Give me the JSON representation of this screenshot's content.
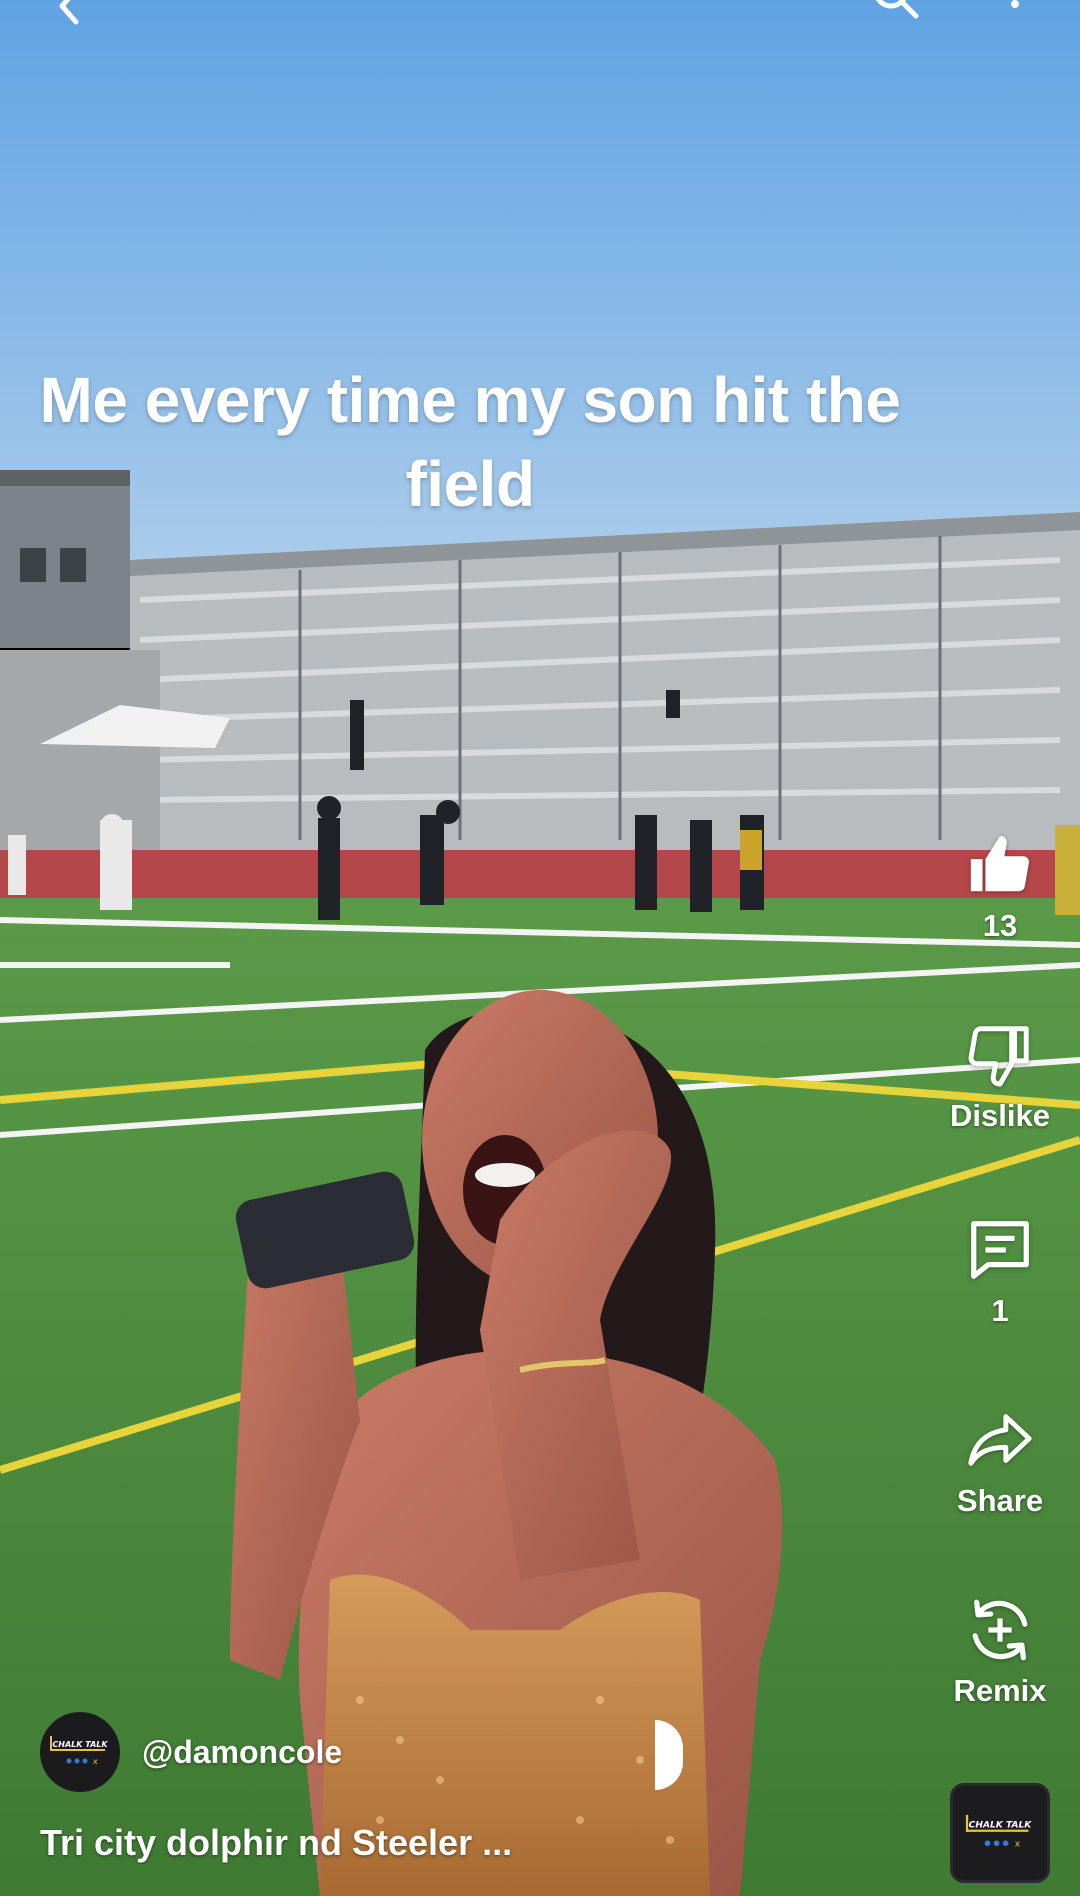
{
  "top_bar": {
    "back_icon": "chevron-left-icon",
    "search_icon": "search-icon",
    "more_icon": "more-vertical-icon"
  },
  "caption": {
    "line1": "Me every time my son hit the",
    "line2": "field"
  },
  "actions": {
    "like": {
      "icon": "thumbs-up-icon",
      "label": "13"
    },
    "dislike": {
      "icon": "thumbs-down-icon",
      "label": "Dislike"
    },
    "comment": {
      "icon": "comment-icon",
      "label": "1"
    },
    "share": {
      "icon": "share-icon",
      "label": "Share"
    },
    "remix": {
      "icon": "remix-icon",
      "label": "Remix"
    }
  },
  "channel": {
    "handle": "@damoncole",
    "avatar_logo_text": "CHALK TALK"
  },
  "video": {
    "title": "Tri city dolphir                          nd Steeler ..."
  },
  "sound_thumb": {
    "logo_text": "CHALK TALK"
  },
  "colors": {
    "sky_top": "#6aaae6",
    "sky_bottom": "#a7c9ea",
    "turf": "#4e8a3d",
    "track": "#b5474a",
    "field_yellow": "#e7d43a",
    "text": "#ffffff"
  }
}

* YOUR GOAL:
Find how many lines include the string "thumbs" and report that number alone.

* EXERCISE OUTPUT:
2